### Given instruction
Report the number of lines that include "XX移动家园", with no additional text.

### Provided material
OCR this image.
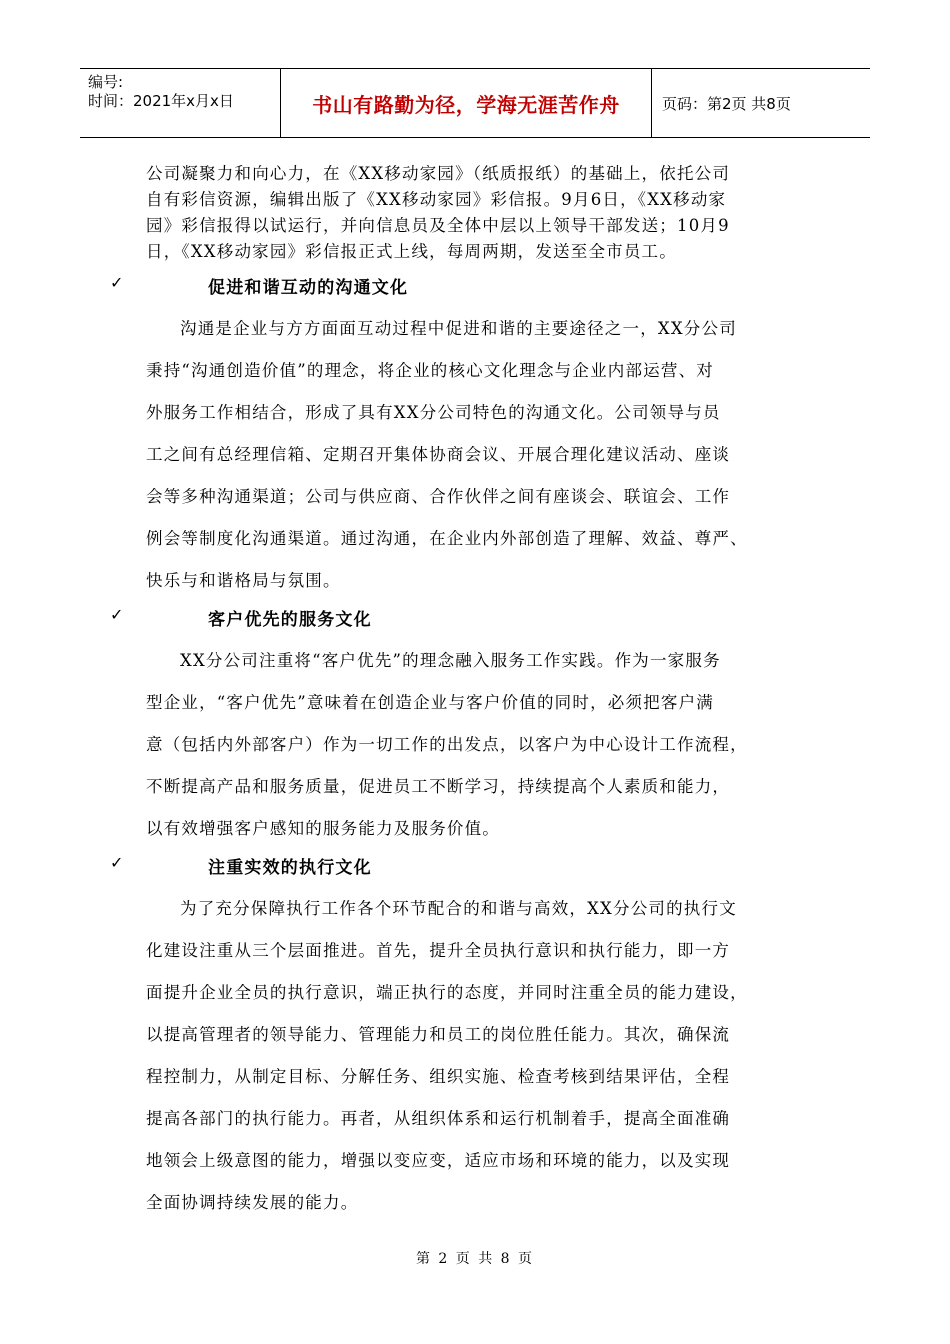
编号:
时间：2021年x月x日	书山有路勤为径，学海无涯苦作舟	页码：第2页 共8页
公司凝聚力和向心力，在《XX移动家园》（纸质报纸）的基础上，依托公司
自有彩信资源，编辑出版了《XX移动家园》彩信报。9月6日，《XX移动家
园》彩信报得以试运行，并向信息员及全体中层以上领导干部发送；10月9
日，《XX移动家园》彩信报正式上线，每周两期，发送至全市员工。
✓	促进和谐互动的沟通文化
沟通是企业与方方面面互动过程中促进和谐的主要途径之一，XX分公司
秉持“沟通创造价值”的理念，将企业的核心文化理念与企业内部运营、对
外服务工作相结合，形成了具有XX分公司特色的沟通文化。公司领导与员
工之间有总经理信箱、定期召开集体协商会议、开展合理化建议活动、座谈
会等多种沟通渠道；公司与供应商、合作伙伴之间有座谈会、联谊会、工作
例会等制度化沟通渠道。通过沟通，在企业内外部创造了理解、效益、尊严、
快乐与和谐格局与氛围。
✓	客户优先的服务文化
XX分公司注重将“客户优先”的理念融入服务工作实践。作为一家服务
型企业，“客户优先”意味着在创造企业与客户价值的同时，必须把客户满
意（包括内外部客户）作为一切工作的出发点，以客户为中心设计工作流程，
不断提高产品和服务质量，促进员工不断学习，持续提高个人素质和能力，
以有效增强客户感知的服务能力及服务价值。
✓	注重实效的执行文化
为了充分保障执行工作各个环节配合的和谐与高效，XX分公司的执行文
化建设注重从三个层面推进。首先，提升全员执行意识和执行能力，即一方
面提升企业全员的执行意识，端正执行的态度，并同时注重全员的能力建设，
以提高管理者的领导能力、管理能力和员工的岗位胜任能力。其次，确保流
程控制力，从制定目标、分解任务、组织实施、检查考核到结果评估，全程
提高各部门的执行能力。再者，从组织体系和运行机制着手，提高全面准确
地领会上级意图的能力，增强以变应变，适应市场和环境的能力，以及实现
全面协调持续发展的能力。
第 2 页 共 8 页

### Reply
3